> **Your objective**
Extract from the listing each line in which the word "document" appears.
>> begin
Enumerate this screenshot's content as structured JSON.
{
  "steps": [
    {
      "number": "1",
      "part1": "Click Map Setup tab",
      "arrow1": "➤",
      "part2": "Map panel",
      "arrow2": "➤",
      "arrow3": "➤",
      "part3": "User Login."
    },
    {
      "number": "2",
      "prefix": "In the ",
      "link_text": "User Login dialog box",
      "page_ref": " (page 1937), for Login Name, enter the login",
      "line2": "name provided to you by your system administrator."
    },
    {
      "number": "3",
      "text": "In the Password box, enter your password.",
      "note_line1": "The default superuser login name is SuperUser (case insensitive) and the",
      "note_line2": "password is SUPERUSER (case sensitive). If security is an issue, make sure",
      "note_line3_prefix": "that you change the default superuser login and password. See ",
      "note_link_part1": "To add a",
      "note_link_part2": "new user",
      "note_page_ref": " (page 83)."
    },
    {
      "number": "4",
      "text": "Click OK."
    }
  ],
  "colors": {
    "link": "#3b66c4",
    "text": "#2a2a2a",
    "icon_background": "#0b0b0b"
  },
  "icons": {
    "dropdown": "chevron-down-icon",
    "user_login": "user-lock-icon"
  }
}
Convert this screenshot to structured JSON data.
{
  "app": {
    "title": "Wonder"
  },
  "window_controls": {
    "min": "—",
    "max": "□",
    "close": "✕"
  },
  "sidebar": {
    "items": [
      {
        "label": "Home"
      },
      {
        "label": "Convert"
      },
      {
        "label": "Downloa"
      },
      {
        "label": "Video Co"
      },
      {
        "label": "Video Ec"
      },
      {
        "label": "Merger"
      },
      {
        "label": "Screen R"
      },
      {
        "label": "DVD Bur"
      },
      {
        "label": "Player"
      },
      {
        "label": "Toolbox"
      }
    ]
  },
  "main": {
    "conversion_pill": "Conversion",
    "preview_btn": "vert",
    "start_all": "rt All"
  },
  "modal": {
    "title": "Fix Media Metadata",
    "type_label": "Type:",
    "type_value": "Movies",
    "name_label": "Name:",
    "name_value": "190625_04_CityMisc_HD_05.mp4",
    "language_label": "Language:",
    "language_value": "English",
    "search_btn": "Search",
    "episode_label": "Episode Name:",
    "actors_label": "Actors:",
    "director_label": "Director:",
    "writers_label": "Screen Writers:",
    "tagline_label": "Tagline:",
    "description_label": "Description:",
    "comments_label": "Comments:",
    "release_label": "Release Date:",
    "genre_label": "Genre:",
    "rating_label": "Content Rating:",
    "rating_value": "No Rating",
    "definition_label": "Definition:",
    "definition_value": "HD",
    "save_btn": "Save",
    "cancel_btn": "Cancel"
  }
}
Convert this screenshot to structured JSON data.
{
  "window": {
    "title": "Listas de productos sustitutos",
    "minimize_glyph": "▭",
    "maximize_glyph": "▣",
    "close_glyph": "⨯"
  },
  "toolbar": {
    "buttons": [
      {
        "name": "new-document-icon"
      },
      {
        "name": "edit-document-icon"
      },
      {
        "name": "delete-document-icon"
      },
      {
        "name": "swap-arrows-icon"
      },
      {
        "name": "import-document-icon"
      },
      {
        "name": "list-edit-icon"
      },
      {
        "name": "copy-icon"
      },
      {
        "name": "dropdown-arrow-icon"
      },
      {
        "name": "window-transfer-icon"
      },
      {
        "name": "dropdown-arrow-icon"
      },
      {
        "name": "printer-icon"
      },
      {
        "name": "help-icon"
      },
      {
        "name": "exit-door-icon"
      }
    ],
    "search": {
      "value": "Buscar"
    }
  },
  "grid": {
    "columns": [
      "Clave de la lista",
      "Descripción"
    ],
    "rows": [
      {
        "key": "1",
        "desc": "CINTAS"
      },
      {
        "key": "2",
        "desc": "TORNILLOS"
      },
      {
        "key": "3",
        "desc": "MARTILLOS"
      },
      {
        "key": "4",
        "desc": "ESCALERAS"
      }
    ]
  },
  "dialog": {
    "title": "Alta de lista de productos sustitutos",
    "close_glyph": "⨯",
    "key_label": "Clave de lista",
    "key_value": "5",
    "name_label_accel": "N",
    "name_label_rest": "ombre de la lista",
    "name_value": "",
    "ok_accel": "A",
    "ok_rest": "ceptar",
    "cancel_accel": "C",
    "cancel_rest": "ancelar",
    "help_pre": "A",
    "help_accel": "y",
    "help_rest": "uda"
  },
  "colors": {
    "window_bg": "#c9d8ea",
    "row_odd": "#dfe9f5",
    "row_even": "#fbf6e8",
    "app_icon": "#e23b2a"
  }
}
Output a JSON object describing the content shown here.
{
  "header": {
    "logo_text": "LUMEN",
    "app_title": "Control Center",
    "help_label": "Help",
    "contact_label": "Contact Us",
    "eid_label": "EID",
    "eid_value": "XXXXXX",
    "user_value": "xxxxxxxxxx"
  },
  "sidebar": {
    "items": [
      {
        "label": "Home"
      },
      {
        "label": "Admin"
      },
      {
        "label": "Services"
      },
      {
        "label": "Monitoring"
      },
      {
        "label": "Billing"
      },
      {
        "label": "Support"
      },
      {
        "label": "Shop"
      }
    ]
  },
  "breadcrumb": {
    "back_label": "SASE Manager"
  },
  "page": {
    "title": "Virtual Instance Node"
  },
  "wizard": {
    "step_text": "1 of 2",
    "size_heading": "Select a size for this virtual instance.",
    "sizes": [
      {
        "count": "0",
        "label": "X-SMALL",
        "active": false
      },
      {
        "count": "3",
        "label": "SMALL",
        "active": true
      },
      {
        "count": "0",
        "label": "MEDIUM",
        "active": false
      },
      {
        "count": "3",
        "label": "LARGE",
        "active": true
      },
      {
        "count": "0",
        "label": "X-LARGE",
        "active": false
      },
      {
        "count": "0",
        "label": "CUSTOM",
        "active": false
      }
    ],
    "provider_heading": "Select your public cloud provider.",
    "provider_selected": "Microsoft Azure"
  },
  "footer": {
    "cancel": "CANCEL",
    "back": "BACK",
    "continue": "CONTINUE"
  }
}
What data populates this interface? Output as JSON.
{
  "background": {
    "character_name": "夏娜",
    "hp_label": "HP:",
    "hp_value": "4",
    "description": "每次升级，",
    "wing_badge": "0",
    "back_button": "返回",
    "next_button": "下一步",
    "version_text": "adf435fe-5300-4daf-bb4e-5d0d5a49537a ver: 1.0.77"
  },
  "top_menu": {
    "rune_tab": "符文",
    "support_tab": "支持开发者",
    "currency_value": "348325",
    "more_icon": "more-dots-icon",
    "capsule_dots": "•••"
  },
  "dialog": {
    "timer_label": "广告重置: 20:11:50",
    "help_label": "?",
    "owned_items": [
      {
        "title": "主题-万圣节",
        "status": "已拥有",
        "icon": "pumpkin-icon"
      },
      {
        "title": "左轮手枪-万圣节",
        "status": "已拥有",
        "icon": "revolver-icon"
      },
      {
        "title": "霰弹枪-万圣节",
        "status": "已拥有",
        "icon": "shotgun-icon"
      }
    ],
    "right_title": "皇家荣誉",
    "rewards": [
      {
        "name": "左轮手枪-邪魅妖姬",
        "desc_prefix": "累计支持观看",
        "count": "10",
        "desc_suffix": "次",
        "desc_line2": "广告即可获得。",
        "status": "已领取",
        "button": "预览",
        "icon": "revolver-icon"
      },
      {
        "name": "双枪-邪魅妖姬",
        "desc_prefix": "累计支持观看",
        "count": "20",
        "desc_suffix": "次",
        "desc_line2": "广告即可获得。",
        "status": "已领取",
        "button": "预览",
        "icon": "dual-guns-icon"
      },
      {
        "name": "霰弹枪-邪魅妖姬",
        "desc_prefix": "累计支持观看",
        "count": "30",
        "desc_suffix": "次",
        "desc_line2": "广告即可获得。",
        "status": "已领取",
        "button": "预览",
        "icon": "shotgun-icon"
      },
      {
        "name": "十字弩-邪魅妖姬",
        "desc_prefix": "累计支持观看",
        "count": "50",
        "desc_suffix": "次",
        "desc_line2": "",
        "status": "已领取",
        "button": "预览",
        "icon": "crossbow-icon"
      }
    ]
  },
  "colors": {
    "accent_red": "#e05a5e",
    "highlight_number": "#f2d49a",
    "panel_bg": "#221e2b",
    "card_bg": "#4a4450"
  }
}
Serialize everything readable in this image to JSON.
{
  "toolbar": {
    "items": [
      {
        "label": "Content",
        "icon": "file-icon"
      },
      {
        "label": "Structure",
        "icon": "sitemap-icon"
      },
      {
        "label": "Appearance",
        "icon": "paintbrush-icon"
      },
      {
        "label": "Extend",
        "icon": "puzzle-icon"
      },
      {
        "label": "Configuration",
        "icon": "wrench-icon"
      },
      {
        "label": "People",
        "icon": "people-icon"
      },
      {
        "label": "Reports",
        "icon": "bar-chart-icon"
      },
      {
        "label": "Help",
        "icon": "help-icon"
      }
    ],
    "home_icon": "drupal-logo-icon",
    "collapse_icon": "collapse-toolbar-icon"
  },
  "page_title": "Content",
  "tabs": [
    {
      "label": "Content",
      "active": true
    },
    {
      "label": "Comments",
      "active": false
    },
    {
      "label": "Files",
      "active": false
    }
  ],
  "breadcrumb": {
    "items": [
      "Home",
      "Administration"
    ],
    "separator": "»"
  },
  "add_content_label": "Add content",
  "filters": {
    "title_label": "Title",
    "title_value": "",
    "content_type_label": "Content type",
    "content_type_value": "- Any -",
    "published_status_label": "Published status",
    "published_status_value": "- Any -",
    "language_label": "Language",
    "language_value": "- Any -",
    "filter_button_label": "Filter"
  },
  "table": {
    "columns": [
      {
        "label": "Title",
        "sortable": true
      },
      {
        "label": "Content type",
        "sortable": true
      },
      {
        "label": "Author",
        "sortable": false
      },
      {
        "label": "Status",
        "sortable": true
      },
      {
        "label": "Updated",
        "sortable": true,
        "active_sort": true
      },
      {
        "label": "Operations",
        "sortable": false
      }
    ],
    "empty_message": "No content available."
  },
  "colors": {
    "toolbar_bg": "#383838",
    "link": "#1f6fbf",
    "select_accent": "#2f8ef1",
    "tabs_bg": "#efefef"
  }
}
>> end
> **Written answer**
        "name": "new-document-icon"
        "name": "edit-document-icon"
        "name": "delete-document-icon"
        "name": "import-document-icon"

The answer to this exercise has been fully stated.